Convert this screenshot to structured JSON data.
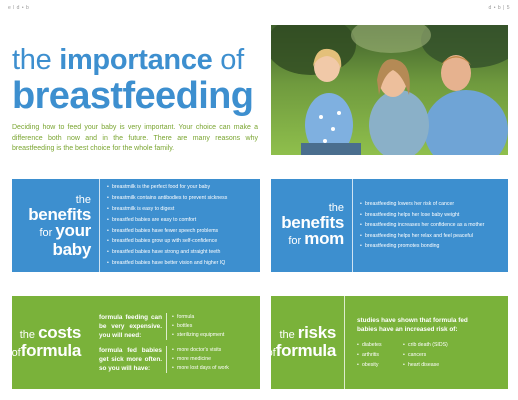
{
  "page": {
    "corner_left": "e l d • b",
    "corner_right": "d • b | 5"
  },
  "title": {
    "word1": "the",
    "word2": "importance",
    "word3": "of",
    "line2": "breastfeeding"
  },
  "intro": "Deciding how to feed your baby is very important. Your choice can make a difference both now and in the future. There are many reasons why breastfeeding is the best choice for the whole family.",
  "photo": {
    "alt_icon": "family-photo"
  },
  "benefits_baby": {
    "h1": "the",
    "h2": "benefits",
    "h3_small": "for",
    "h3_big": "your",
    "h4": "baby",
    "items": [
      "breastmilk is the perfect food for your baby",
      "breastmilk contains antibodies to prevent sickness",
      "breastmilk is easy to digest",
      "breastfed babies are easy to comfort",
      "breastfed babies have fewer speech problems",
      "breastfed babies grow up with self-confidence",
      "breastfed babies have strong and straight teeth",
      "breastfed babies have better vision and higher IQ"
    ]
  },
  "benefits_mom": {
    "h1": "the",
    "h2": "benefits",
    "h3_small": "for",
    "h3_big": "mom",
    "items": [
      "breastfeeding lowers her risk of cancer",
      "breastfeeding helps her lose baby weight",
      "breastfeeding increases her confidence as a mother",
      "breastfeeding helps her relax and feel peaceful",
      "breastfeeding promotes bonding"
    ]
  },
  "costs": {
    "h1_small": "the",
    "h1_big": "costs",
    "h2_small": "of",
    "h2_big": "formula",
    "q1": "formula feeding can be very expensive. you will need:",
    "q1_items": [
      "formula",
      "bottles",
      "sterilizing equipment"
    ],
    "q2": "formula fed babies get sick more often. so you will have:",
    "q2_items": [
      "more doctor's visits",
      "more medicine",
      "more lost days of work"
    ]
  },
  "risks": {
    "h1_small": "the",
    "h1_big": "risks",
    "h2_small": "of",
    "h2_big": "formula",
    "intro": "studies have shown that formula fed babies have an increased risk of:",
    "col1": [
      "diabetes",
      "arthritis",
      "obesity"
    ],
    "col2": [
      "crib death (SIDS)",
      "cancers",
      "heart disease"
    ]
  },
  "colors": {
    "blue": "#3d8fcf",
    "green": "#7ab23a",
    "intro_text": "#7aa531"
  }
}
=-=-=
**Instructions for the task**.
Once the pictures are set aside, restate the remaining data above exactly.

**Output of the exercise**.
Convert this screenshot to structured JSON data.
{
  "page": {
    "corner_left": "e l d • b",
    "corner_right": "d • b | 5"
  },
  "title": {
    "word1": "the",
    "word2": "importance",
    "word3": "of",
    "line2": "breastfeeding"
  },
  "intro": "Deciding how to feed your baby is very important. Your choice can make a difference both now and in the future. There are many reasons why breastfeeding is the best choice for the whole family.",
  "photo": {
    "alt_icon": "family-photo"
  },
  "benefits_baby": {
    "h1": "the",
    "h2": "benefits",
    "h3_small": "for",
    "h3_big": "your",
    "h4": "baby",
    "items": [
      "breastmilk is the perfect food for your baby",
      "breastmilk contains antibodies to prevent sickness",
      "breastmilk is easy to digest",
      "breastfed babies are easy to comfort",
      "breastfed babies have fewer speech problems",
      "breastfed babies grow up with self-confidence",
      "breastfed babies have strong and straight teeth",
      "breastfed babies have better vision and higher IQ"
    ]
  },
  "benefits_mom": {
    "h1": "the",
    "h2": "benefits",
    "h3_small": "for",
    "h3_big": "mom",
    "items": [
      "breastfeeding lowers her risk of cancer",
      "breastfeeding helps her lose baby weight",
      "breastfeeding increases her confidence as a mother",
      "breastfeeding helps her relax and feel peaceful",
      "breastfeeding promotes bonding"
    ]
  },
  "costs": {
    "h1_small": "the",
    "h1_big": "costs",
    "h2_small": "of",
    "h2_big": "formula",
    "q1": "formula feeding can be very expensive. you will need:",
    "q1_items": [
      "formula",
      "bottles",
      "sterilizing equipment"
    ],
    "q2": "formula fed babies get sick more often. so you will have:",
    "q2_items": [
      "more doctor's visits",
      "more medicine",
      "more lost days of work"
    ]
  },
  "risks": {
    "h1_small": "the",
    "h1_big": "risks",
    "h2_small": "of",
    "h2_big": "formula",
    "intro": "studies have shown that formula fed babies have an increased risk of:",
    "col1": [
      "diabetes",
      "arthritis",
      "obesity"
    ],
    "col2": [
      "crib death (SIDS)",
      "cancers",
      "heart disease"
    ]
  },
  "colors": {
    "blue": "#3d8fcf",
    "green": "#7ab23a",
    "intro_text": "#7aa531"
  }
}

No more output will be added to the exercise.